Examine the records and identify each line that includes the string "JSON". Copy those lines.

►

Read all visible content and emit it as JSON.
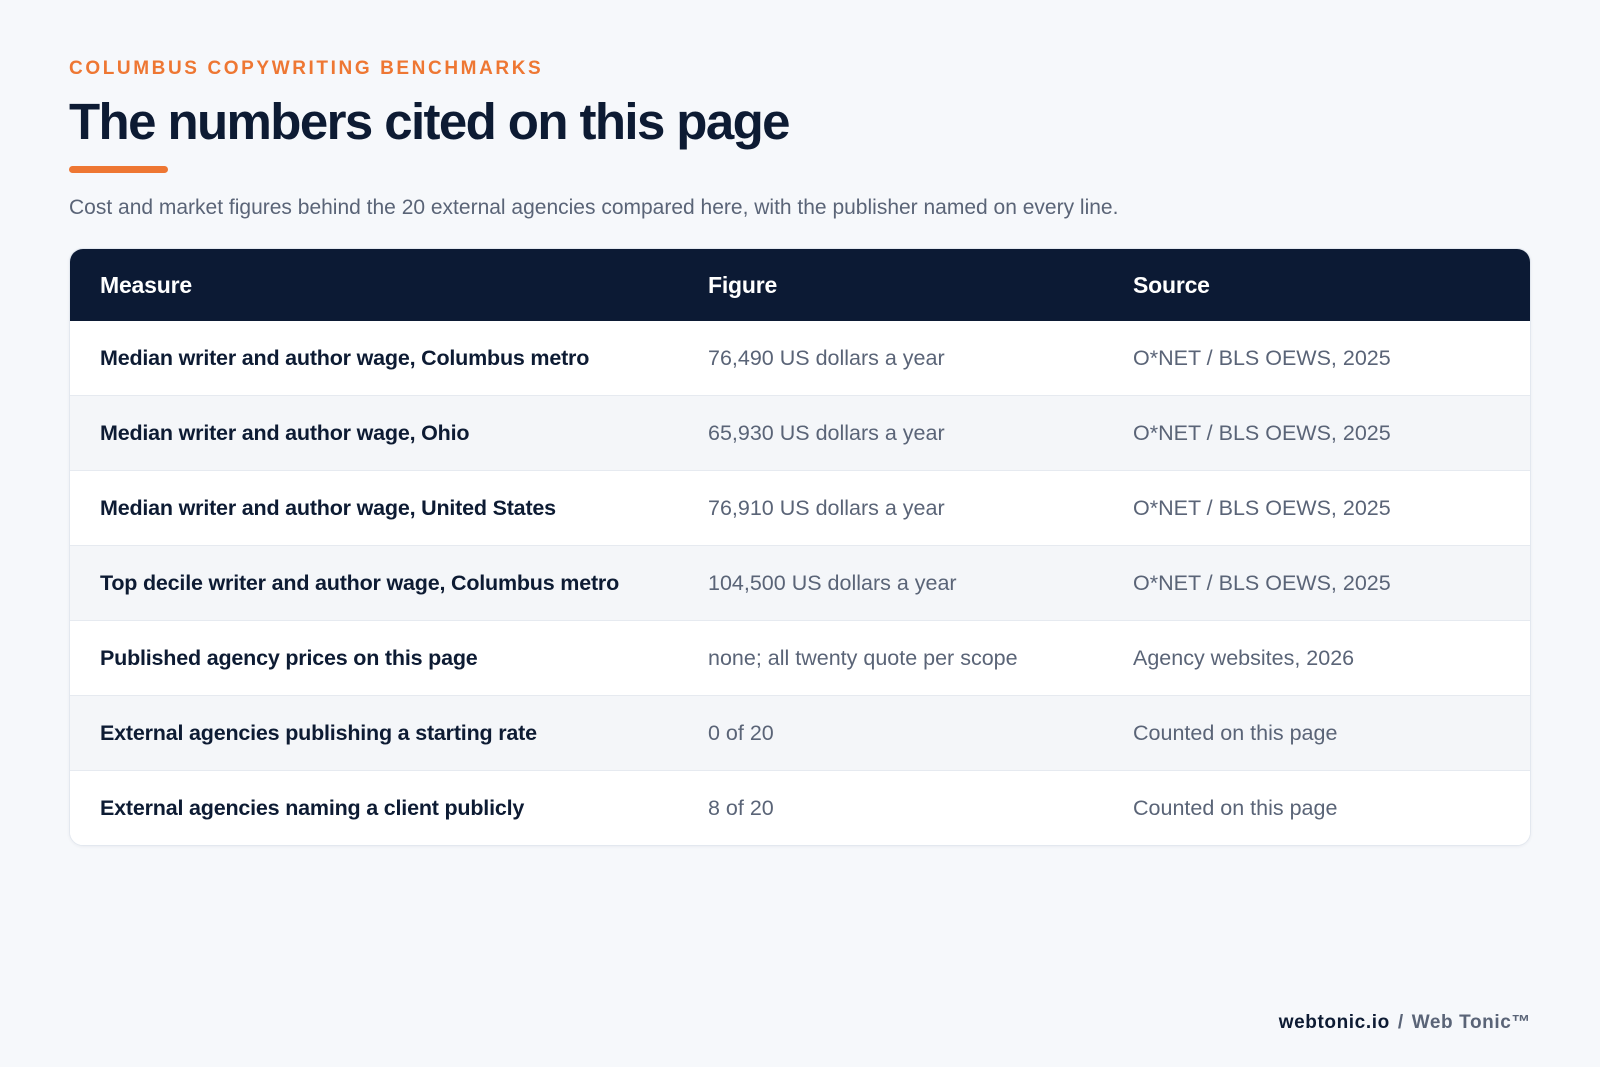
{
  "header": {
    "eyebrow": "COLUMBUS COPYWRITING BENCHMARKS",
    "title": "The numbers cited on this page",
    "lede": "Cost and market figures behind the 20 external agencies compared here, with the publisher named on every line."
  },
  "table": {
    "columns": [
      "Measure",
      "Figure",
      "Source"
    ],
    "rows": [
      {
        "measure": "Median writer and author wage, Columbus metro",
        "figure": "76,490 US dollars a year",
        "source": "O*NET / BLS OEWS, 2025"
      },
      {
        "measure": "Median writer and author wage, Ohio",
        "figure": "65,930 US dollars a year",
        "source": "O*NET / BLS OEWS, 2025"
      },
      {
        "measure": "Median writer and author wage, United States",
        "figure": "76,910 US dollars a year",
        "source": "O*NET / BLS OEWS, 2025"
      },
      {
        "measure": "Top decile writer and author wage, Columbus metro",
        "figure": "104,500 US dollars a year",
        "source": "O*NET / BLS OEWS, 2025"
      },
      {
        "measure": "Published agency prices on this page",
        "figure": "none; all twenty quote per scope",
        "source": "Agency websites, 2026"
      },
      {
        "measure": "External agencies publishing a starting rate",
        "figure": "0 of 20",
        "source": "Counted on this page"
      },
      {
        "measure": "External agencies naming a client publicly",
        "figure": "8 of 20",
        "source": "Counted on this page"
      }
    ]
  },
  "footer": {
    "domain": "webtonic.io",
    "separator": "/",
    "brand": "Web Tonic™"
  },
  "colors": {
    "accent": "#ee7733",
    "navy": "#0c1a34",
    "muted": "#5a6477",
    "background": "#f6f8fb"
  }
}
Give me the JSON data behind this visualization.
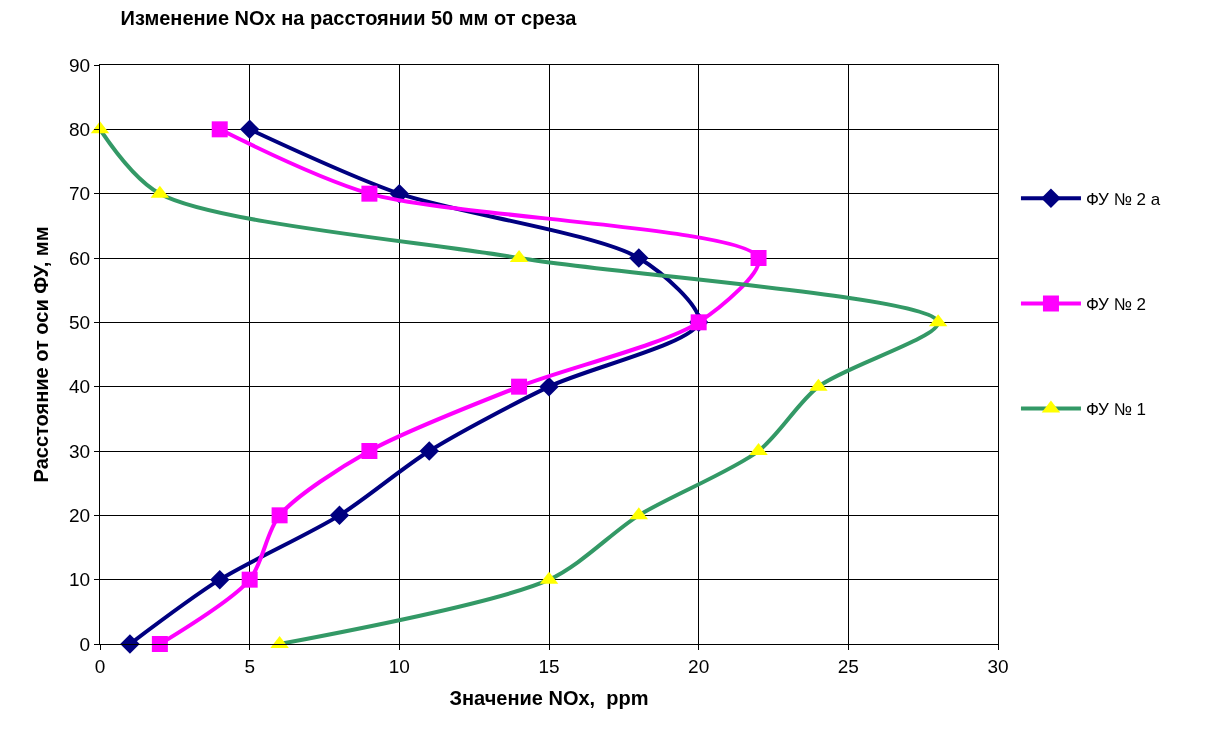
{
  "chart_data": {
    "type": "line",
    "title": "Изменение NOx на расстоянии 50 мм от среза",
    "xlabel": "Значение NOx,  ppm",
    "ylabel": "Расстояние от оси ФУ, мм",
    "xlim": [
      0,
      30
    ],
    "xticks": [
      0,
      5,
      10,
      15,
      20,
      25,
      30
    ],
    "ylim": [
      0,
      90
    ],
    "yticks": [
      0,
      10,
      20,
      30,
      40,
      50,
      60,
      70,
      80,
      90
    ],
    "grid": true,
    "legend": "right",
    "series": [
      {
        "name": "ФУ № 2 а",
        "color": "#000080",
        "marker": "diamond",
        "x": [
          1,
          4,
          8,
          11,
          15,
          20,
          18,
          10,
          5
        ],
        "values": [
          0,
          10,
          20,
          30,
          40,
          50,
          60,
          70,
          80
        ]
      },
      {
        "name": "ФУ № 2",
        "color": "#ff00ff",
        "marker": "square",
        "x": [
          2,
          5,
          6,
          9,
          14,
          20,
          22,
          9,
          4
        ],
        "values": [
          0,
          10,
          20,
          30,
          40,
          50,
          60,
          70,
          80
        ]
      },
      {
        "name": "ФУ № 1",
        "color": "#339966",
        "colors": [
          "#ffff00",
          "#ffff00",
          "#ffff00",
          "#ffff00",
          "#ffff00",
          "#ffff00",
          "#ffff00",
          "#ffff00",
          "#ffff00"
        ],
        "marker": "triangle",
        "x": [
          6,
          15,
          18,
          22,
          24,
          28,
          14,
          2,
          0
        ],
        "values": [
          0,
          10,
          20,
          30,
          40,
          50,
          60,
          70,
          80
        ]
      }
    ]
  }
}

◄

-- Exercise answer --
Read all visible content and emit it as JSON.
Give me the JSON data behind this visualization.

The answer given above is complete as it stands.